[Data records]

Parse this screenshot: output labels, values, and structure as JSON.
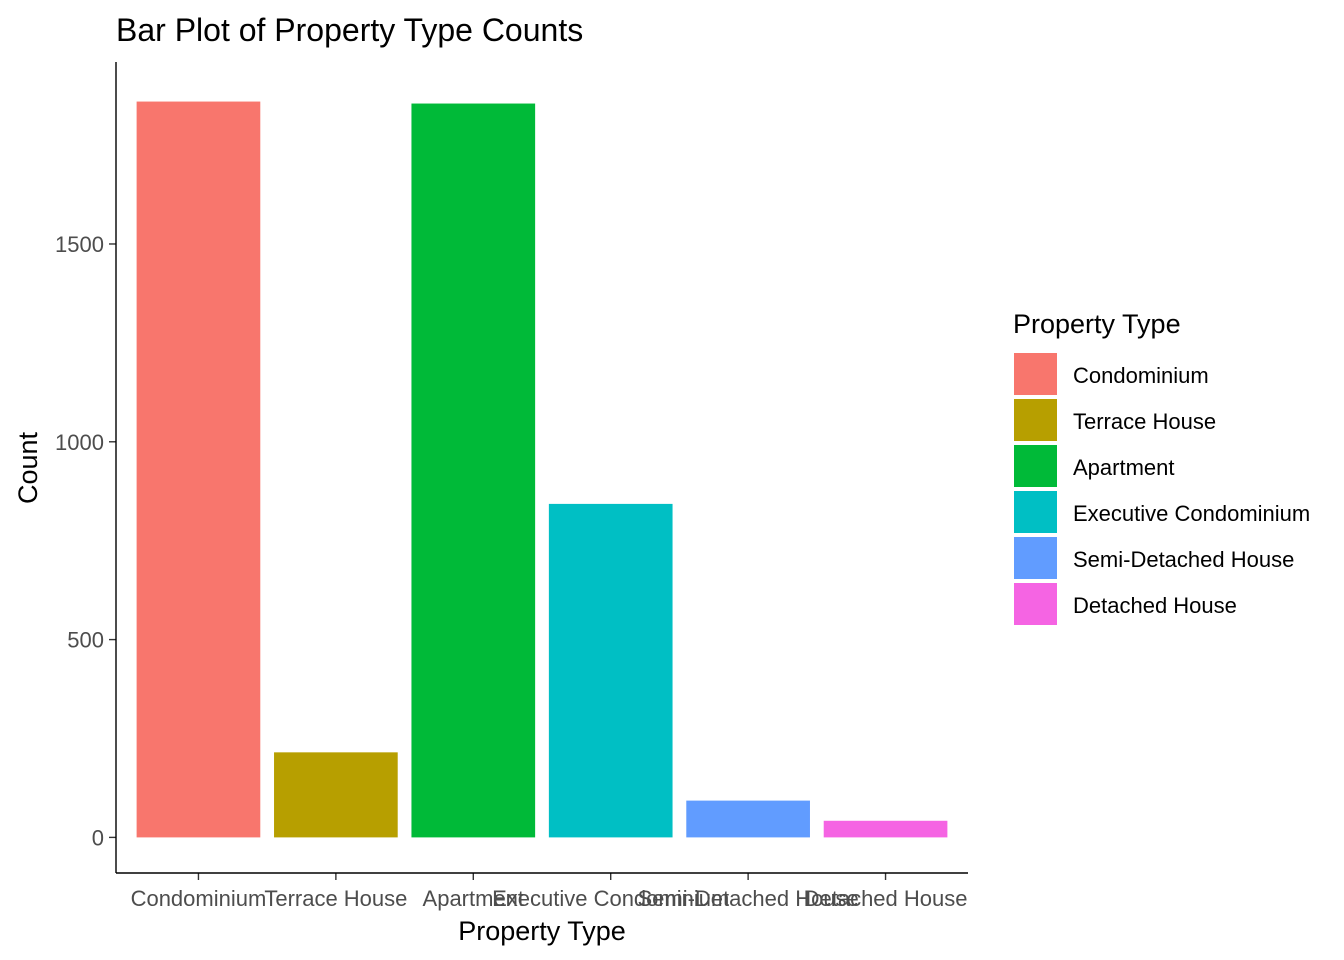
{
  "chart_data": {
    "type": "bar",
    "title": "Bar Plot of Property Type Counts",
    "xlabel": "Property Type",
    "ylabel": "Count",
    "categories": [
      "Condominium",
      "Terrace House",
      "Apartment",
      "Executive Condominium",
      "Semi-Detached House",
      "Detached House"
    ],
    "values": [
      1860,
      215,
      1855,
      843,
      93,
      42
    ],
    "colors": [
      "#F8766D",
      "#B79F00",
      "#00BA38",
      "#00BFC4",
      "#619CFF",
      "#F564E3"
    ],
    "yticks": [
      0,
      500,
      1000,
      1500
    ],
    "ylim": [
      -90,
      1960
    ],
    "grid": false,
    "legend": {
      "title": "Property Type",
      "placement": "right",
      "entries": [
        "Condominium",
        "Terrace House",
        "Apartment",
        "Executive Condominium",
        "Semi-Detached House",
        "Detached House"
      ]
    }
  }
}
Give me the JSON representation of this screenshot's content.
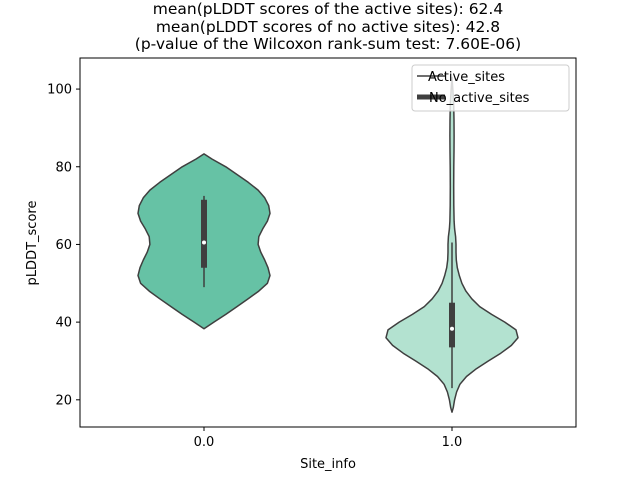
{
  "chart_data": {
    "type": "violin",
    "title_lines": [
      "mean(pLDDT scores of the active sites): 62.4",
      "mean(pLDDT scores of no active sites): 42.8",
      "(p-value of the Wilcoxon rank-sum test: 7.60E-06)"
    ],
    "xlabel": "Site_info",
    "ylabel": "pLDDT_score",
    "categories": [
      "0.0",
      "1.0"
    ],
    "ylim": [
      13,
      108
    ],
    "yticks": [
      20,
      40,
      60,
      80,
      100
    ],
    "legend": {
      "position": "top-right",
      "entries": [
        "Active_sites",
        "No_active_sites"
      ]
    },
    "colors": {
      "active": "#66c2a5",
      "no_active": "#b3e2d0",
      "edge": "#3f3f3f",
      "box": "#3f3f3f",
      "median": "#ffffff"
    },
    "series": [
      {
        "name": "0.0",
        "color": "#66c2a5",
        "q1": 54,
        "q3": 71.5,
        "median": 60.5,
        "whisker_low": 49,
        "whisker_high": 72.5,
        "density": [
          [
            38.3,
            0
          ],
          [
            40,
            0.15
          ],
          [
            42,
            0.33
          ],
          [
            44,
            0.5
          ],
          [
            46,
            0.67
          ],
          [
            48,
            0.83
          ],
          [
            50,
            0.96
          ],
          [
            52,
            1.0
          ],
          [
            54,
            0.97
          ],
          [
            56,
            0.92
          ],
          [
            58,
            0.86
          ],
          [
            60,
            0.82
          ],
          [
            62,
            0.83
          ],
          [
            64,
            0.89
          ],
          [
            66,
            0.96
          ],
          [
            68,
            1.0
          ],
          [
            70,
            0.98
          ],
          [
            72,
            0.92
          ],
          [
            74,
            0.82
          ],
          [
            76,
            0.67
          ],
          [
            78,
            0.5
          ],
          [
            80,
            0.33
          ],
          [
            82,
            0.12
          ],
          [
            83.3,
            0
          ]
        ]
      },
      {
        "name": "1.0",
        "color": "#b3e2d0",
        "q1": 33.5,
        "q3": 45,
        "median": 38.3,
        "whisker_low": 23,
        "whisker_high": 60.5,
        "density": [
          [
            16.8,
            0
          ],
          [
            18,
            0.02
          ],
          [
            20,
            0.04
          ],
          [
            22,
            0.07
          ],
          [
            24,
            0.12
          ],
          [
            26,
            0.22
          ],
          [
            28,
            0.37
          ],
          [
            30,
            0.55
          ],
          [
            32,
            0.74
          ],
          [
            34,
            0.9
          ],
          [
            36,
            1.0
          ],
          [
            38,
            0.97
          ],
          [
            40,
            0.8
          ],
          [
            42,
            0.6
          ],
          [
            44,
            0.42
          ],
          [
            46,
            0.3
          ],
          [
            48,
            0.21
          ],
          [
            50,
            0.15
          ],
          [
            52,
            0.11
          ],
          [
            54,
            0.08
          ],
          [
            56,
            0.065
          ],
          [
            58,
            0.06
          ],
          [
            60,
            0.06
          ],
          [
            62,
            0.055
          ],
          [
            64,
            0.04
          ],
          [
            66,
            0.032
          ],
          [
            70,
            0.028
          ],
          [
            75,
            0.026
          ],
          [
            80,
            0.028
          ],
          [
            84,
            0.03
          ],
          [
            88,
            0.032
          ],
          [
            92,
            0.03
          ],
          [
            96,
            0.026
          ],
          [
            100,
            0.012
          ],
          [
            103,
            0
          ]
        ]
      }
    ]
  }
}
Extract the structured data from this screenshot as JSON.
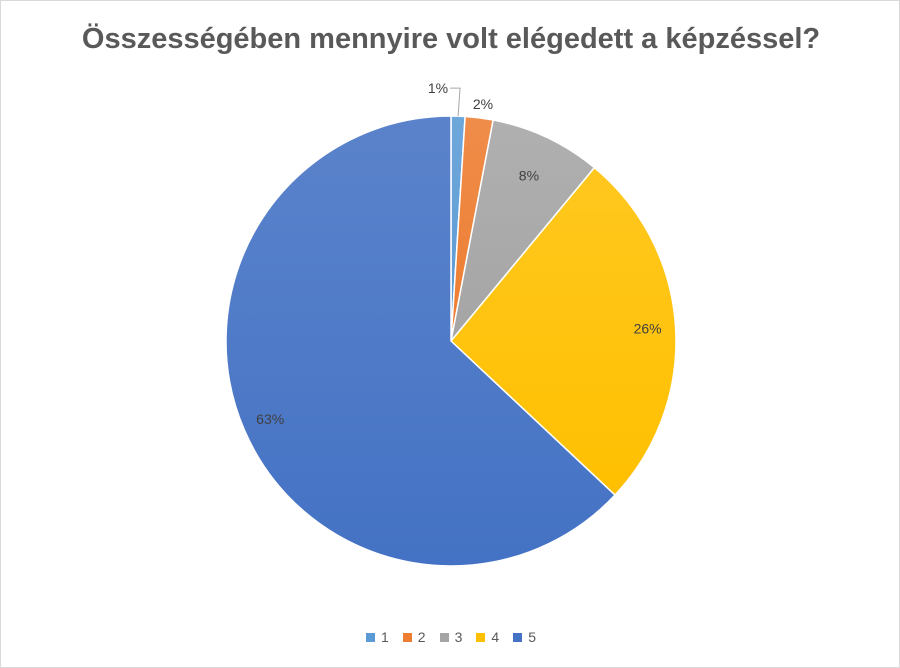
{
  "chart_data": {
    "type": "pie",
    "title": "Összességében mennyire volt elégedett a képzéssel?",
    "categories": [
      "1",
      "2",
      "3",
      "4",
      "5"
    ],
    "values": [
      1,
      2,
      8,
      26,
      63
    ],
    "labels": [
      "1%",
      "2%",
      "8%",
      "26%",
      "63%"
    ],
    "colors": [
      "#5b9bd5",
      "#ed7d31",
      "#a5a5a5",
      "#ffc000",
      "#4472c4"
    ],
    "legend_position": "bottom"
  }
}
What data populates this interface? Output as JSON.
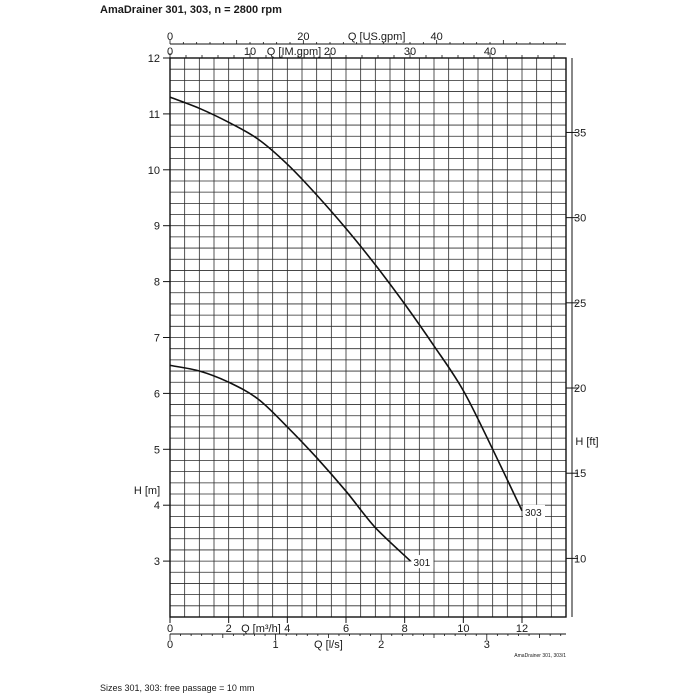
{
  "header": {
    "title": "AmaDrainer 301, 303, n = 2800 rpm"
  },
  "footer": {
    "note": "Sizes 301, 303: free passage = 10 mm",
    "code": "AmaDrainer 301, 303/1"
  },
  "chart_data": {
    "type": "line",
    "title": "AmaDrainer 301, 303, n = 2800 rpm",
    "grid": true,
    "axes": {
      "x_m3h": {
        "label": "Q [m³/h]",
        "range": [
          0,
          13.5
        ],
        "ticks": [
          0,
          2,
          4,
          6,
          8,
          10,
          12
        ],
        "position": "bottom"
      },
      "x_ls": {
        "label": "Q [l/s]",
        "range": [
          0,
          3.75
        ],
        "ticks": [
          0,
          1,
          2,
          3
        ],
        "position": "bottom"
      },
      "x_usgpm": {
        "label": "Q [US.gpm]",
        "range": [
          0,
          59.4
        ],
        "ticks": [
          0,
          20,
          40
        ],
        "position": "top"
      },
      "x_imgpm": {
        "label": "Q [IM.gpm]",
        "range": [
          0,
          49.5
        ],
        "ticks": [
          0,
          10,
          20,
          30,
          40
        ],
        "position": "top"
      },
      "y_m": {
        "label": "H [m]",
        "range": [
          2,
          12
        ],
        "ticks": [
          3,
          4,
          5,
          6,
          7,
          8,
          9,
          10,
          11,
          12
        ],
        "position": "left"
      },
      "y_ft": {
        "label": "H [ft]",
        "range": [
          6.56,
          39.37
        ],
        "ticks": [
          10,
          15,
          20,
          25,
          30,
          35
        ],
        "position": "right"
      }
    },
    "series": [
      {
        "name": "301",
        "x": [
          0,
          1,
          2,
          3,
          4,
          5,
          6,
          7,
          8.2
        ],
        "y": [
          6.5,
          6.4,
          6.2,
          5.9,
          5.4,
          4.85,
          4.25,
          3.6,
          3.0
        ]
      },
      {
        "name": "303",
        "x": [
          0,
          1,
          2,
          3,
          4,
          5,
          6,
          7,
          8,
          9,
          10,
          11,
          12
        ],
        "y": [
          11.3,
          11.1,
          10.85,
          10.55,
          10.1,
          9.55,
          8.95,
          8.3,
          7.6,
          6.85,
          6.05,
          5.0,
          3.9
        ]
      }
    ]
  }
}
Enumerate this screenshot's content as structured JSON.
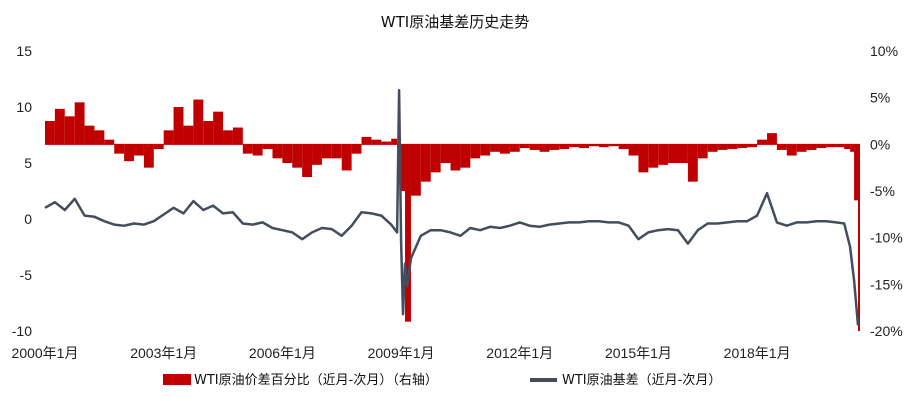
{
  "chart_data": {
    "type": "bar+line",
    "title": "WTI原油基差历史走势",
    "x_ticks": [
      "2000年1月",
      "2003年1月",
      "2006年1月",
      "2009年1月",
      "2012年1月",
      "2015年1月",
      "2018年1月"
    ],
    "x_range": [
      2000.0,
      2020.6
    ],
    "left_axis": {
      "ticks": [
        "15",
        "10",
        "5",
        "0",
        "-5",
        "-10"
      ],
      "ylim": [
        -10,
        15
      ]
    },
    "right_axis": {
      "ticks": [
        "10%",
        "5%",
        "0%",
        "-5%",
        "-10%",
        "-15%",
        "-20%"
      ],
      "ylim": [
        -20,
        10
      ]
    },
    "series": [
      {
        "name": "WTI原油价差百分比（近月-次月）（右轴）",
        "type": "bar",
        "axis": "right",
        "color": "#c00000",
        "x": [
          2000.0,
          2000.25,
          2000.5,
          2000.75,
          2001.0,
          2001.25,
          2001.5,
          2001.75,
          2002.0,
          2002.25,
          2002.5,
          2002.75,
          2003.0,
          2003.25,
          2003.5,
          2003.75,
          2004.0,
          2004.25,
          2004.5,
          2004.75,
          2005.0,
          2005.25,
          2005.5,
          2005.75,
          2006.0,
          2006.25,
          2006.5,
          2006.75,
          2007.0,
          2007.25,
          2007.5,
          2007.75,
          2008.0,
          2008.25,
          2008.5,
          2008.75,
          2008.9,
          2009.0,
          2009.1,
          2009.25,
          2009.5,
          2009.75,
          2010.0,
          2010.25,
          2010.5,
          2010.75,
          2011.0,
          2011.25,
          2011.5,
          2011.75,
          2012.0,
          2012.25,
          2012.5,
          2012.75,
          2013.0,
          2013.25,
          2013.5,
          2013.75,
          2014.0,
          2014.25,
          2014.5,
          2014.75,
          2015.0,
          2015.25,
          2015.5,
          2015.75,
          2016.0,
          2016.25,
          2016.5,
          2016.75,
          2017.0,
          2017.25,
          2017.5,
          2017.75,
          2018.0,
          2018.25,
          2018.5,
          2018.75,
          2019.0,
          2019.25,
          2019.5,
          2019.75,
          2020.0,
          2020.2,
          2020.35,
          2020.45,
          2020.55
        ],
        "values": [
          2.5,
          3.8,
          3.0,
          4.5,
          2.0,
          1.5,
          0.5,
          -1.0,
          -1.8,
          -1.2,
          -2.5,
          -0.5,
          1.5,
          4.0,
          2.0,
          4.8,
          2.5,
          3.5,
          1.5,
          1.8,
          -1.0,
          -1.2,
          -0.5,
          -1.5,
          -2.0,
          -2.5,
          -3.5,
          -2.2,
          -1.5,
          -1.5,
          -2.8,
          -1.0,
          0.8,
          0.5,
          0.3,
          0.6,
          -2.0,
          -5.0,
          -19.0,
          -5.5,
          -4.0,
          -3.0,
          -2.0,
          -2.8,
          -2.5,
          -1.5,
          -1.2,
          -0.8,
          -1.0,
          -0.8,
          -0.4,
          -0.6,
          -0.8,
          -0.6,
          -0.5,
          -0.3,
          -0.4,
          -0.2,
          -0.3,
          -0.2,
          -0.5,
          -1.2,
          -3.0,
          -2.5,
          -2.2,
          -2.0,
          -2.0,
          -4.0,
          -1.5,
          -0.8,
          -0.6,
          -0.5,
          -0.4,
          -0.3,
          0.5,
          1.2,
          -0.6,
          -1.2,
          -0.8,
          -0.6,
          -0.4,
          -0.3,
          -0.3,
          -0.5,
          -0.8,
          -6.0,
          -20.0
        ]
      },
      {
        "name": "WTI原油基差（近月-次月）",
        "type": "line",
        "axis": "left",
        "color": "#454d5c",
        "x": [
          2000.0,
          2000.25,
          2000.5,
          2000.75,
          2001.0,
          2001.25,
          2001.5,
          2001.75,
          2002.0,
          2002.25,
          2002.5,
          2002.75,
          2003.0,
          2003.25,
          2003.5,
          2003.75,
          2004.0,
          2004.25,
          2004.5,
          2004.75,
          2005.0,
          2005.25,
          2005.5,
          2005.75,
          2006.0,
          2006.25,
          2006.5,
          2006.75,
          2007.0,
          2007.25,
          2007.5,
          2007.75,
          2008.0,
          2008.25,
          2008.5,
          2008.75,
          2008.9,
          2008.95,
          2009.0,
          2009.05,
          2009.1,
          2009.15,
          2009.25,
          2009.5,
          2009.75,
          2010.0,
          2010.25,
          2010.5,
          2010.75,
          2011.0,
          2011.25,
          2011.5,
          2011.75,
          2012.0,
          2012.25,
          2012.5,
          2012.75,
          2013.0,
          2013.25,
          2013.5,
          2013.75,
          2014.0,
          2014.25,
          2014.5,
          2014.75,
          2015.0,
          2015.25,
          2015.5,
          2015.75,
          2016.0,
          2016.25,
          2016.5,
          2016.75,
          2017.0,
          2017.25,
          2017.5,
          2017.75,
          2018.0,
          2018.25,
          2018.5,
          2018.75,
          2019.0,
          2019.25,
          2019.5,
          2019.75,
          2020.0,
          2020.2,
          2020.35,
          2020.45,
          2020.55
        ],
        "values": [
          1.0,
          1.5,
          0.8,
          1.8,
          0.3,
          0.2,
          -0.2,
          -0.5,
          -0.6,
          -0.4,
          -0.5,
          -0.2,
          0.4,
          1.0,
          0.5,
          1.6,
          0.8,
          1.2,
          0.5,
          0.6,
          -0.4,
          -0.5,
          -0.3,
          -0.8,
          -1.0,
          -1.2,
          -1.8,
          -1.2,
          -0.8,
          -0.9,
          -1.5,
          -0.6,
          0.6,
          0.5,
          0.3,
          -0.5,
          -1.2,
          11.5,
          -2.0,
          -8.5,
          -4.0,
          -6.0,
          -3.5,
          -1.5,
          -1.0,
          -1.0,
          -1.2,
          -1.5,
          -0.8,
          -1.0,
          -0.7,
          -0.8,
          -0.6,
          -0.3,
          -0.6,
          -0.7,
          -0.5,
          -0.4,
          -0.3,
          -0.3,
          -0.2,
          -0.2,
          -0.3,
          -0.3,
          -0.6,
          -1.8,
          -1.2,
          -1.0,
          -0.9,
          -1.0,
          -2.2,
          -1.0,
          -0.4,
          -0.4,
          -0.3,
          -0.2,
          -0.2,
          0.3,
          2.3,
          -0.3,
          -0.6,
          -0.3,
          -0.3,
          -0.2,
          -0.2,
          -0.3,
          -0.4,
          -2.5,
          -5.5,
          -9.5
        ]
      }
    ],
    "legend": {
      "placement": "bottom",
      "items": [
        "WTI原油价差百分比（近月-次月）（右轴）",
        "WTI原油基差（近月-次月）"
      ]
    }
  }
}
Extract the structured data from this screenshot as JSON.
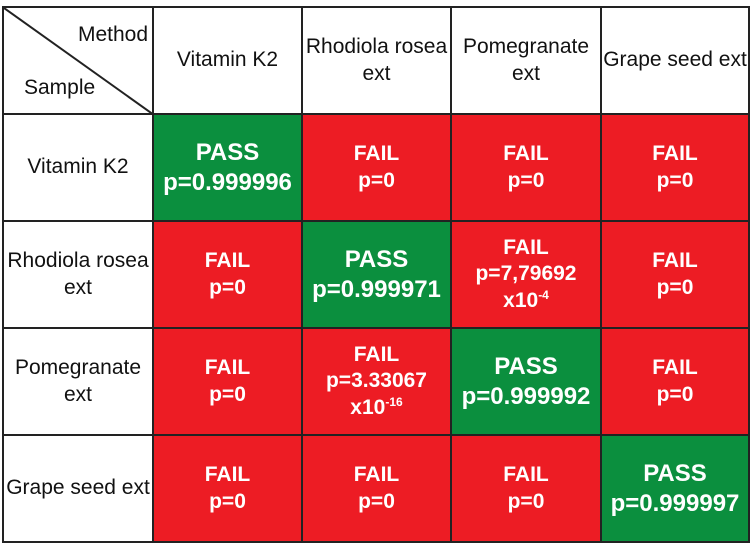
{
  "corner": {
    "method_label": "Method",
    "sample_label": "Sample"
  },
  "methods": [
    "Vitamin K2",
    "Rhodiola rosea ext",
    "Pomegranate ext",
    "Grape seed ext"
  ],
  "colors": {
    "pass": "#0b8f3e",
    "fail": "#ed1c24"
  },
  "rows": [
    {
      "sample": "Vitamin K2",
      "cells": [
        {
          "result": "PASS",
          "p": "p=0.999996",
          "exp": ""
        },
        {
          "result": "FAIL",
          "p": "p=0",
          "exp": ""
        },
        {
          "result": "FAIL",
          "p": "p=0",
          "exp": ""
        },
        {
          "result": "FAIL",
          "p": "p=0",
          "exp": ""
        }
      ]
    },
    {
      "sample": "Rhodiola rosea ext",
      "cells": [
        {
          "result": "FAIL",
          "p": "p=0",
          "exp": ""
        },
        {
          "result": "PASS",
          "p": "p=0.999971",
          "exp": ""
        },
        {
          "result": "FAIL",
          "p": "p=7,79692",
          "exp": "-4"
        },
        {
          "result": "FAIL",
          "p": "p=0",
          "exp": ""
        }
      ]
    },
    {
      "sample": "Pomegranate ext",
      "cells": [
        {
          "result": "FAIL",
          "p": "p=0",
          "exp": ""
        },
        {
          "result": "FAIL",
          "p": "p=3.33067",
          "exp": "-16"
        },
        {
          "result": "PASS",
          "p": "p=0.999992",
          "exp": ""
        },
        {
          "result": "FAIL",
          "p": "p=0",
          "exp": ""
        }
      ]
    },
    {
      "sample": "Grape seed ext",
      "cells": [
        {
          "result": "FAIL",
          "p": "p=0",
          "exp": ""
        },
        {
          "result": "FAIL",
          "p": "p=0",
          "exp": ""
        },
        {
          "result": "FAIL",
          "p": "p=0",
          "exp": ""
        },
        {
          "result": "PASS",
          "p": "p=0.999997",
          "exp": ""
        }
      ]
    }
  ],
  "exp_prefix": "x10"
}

Goal of the exercise: Pull out all lines in the data above that include "mean".

Output of the exercise:
      "mean(pLDDT scores of the active sites): 62.4",
      "mean(pLDDT scores of no active sites): 42.8",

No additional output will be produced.